>>>>>

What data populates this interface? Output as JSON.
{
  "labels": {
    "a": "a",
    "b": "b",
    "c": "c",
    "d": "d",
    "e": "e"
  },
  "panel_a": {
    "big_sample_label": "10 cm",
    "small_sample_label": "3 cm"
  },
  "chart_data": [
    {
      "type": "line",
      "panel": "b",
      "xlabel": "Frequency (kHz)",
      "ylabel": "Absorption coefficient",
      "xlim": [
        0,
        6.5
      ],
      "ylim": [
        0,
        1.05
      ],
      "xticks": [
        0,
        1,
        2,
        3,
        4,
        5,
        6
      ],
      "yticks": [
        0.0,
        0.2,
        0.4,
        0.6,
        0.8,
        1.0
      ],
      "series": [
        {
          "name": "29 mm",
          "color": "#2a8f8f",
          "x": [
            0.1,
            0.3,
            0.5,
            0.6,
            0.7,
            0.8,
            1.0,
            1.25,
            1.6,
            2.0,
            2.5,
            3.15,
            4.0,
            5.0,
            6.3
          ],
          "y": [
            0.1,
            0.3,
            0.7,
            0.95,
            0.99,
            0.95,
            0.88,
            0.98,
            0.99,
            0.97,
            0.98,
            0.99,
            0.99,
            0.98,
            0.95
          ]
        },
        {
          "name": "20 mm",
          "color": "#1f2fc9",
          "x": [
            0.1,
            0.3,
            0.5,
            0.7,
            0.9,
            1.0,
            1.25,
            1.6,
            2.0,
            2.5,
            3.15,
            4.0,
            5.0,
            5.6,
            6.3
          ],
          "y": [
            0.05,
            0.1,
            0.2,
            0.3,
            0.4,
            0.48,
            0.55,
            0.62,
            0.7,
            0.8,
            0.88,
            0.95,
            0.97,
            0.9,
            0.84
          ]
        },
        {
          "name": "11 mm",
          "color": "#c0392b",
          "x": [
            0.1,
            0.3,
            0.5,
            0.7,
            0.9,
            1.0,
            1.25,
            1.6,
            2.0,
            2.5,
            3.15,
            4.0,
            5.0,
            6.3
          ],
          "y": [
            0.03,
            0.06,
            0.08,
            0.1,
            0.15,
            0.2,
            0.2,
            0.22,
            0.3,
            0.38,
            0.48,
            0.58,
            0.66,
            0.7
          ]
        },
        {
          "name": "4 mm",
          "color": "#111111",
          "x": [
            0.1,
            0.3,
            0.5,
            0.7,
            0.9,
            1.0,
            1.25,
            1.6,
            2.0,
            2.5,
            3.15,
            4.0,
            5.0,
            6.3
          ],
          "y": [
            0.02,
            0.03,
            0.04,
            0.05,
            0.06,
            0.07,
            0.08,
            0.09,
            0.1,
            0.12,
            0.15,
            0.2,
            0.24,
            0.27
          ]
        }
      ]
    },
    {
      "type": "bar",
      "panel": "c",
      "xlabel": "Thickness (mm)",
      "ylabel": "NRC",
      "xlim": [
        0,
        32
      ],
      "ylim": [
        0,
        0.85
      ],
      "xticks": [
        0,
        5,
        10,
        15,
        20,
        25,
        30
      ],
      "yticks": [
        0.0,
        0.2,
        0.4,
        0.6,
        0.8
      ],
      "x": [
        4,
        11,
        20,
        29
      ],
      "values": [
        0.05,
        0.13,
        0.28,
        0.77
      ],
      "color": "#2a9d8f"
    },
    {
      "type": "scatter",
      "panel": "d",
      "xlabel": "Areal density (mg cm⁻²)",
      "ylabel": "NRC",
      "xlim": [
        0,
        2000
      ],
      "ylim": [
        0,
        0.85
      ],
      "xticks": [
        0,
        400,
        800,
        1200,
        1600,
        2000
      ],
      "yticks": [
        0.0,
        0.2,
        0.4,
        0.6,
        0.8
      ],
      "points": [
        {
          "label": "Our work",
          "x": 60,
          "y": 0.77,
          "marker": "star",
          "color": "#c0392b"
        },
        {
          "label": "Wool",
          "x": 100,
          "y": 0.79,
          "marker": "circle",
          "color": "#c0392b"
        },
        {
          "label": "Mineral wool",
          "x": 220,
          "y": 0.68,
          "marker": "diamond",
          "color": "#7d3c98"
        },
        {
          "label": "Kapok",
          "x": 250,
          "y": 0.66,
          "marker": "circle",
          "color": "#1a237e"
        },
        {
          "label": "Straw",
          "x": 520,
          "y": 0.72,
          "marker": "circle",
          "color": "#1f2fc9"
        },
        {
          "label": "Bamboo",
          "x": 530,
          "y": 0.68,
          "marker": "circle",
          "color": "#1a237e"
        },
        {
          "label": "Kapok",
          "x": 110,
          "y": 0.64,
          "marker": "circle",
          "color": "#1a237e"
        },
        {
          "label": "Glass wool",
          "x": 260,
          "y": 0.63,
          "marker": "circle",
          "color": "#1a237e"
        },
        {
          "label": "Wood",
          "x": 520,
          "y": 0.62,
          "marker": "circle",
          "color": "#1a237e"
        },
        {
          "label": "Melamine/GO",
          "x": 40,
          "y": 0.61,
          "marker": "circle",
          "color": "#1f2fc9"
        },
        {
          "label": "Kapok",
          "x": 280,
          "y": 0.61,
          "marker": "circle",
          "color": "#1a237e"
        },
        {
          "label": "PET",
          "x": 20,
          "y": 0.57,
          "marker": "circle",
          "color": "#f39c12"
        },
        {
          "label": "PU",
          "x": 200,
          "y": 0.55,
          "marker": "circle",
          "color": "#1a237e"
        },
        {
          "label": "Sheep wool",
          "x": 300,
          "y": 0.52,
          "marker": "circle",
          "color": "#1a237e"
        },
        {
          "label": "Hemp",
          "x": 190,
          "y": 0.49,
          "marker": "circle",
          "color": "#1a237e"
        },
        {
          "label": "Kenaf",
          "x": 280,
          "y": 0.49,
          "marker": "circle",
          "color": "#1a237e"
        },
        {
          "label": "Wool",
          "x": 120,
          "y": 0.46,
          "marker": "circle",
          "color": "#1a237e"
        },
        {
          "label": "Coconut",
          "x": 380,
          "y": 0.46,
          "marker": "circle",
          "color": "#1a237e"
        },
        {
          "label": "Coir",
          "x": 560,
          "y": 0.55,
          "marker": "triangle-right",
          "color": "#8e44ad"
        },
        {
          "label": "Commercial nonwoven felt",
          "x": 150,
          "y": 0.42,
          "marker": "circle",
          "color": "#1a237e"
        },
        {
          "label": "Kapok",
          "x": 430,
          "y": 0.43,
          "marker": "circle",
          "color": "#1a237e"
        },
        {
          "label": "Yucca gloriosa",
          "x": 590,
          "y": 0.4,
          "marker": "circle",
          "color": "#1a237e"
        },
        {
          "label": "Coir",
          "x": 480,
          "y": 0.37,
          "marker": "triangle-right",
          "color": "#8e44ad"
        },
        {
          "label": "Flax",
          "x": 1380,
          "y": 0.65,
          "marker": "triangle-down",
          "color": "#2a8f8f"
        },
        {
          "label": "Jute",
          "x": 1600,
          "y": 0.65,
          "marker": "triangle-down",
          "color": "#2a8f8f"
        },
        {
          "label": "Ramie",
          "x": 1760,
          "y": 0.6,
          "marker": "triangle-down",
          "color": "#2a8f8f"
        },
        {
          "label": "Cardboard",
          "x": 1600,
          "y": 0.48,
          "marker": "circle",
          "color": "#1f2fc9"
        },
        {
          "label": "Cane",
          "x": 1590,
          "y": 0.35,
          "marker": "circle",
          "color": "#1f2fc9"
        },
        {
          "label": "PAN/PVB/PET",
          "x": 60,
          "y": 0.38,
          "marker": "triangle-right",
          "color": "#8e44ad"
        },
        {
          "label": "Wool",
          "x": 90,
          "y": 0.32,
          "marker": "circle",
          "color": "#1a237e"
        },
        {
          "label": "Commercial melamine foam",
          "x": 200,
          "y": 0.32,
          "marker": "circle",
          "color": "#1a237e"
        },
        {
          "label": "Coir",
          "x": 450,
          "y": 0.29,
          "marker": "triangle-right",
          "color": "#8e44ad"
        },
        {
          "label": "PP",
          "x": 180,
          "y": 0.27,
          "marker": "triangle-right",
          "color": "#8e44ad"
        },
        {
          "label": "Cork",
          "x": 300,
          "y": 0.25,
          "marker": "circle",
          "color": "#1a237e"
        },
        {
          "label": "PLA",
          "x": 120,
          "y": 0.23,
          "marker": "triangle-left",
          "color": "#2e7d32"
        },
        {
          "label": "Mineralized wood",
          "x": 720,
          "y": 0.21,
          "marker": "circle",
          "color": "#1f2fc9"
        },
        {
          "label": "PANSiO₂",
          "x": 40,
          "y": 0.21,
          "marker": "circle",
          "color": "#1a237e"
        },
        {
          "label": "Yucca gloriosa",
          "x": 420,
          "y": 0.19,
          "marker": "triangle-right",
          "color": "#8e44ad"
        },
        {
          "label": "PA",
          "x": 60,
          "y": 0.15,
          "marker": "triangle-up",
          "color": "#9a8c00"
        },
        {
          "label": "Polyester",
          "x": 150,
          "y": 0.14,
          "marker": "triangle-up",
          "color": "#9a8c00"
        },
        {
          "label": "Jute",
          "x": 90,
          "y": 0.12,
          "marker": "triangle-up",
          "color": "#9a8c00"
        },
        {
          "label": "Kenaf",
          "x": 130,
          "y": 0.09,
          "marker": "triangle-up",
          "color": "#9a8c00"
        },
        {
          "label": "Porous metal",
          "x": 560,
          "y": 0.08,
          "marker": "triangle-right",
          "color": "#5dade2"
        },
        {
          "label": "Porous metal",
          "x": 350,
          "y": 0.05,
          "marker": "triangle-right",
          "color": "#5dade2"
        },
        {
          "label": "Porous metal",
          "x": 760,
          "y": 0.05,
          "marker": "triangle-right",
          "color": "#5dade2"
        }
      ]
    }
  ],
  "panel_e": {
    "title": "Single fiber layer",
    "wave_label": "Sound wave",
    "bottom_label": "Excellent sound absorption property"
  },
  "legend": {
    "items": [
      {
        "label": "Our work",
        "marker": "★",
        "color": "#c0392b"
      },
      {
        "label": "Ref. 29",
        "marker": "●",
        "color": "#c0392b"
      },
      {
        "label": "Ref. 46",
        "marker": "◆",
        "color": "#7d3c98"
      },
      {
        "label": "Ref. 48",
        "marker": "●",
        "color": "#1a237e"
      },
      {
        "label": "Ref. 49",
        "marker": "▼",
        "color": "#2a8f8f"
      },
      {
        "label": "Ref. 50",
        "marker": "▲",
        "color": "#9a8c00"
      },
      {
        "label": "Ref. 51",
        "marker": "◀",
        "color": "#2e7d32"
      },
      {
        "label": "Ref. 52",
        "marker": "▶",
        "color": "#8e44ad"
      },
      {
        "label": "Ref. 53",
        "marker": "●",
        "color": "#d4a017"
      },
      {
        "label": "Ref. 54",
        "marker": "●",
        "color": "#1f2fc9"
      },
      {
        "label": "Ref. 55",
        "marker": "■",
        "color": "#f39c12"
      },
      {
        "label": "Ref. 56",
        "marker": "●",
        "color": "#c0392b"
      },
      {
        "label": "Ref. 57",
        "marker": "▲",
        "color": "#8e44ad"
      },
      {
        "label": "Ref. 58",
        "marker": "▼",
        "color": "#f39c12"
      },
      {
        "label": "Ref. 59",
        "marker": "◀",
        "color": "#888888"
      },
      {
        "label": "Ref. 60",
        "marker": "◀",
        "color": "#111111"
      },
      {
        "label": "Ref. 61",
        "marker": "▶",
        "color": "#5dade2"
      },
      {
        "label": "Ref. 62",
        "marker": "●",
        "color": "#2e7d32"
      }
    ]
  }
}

<<<<<

• [Written problem]: List the lines of the material in which the word "name" occurs.

• [Answer below]:
          "name": "29 mm",
          "name": "20 mm",
          "name": "11 mm",
          "name": "4 mm",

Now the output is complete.